──────── Given records

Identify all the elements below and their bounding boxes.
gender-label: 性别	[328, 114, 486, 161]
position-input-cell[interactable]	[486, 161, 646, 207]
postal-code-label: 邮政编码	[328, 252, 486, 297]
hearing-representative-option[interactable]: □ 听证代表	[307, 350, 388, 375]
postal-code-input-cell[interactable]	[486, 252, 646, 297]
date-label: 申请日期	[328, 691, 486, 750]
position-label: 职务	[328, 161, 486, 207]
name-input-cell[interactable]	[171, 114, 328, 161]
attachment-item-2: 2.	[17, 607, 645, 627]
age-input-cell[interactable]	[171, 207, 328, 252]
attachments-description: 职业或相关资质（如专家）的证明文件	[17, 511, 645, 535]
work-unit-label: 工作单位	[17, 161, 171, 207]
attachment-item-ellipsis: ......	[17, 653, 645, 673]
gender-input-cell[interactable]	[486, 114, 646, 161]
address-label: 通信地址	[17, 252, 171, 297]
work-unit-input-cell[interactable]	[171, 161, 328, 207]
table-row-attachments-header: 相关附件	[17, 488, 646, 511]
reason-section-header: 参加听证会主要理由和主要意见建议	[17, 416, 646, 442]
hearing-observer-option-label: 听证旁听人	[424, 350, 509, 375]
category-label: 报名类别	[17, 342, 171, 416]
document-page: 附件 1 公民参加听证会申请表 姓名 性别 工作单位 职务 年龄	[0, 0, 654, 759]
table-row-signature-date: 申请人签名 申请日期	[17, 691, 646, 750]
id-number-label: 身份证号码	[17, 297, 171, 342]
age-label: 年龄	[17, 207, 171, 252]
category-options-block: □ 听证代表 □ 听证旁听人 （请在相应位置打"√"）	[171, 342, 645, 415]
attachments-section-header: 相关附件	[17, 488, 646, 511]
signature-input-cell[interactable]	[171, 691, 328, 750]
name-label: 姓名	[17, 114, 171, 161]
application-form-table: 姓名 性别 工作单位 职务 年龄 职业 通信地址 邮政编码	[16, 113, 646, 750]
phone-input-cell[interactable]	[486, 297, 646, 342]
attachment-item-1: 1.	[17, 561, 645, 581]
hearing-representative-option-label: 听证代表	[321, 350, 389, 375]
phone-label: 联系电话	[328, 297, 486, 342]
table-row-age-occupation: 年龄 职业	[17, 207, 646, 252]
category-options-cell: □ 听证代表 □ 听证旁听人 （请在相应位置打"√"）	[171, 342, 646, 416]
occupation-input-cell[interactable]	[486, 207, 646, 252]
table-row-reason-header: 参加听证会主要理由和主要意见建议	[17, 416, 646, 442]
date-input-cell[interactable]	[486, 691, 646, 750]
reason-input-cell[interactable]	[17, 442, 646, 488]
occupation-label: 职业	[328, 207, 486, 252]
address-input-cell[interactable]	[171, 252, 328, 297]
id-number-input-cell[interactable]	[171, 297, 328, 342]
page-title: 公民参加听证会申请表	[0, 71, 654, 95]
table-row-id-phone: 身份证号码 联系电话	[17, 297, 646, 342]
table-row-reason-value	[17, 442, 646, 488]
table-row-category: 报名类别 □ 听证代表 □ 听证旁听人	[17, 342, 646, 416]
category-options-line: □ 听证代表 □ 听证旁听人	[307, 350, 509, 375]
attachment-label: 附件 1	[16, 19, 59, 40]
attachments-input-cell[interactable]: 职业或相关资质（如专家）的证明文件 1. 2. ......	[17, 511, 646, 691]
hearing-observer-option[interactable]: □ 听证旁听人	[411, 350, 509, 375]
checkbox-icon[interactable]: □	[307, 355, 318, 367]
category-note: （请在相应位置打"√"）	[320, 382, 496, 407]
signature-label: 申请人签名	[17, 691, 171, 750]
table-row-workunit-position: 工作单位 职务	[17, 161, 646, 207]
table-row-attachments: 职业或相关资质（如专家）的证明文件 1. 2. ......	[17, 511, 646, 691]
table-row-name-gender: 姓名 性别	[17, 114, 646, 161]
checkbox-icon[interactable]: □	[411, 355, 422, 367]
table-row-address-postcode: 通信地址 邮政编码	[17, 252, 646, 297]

────────────────

## [Task details]
Reproduce verbatim the items from the first line of the block through the line containing "342, 171, 416]", with both boundary lines included.

## [Completed exercise]
Identify all the elements below and their bounding boxes.
gender-label: 性别	[328, 114, 486, 161]
position-input-cell[interactable]	[486, 161, 646, 207]
postal-code-label: 邮政编码	[328, 252, 486, 297]
hearing-representative-option[interactable]: □ 听证代表	[307, 350, 388, 375]
postal-code-input-cell[interactable]	[486, 252, 646, 297]
date-label: 申请日期	[328, 691, 486, 750]
position-label: 职务	[328, 161, 486, 207]
name-input-cell[interactable]	[171, 114, 328, 161]
attachment-item-2: 2.	[17, 607, 645, 627]
age-input-cell[interactable]	[171, 207, 328, 252]
attachments-description: 职业或相关资质（如专家）的证明文件	[17, 511, 645, 535]
work-unit-label: 工作单位	[17, 161, 171, 207]
attachment-item-ellipsis: ......	[17, 653, 645, 673]
gender-input-cell[interactable]	[486, 114, 646, 161]
address-label: 通信地址	[17, 252, 171, 297]
work-unit-input-cell[interactable]	[171, 161, 328, 207]
table-row-attachments-header: 相关附件	[17, 488, 646, 511]
reason-section-header: 参加听证会主要理由和主要意见建议	[17, 416, 646, 442]
hearing-observer-option-label: 听证旁听人	[424, 350, 509, 375]
category-label: 报名类别	[17, 342, 171, 416]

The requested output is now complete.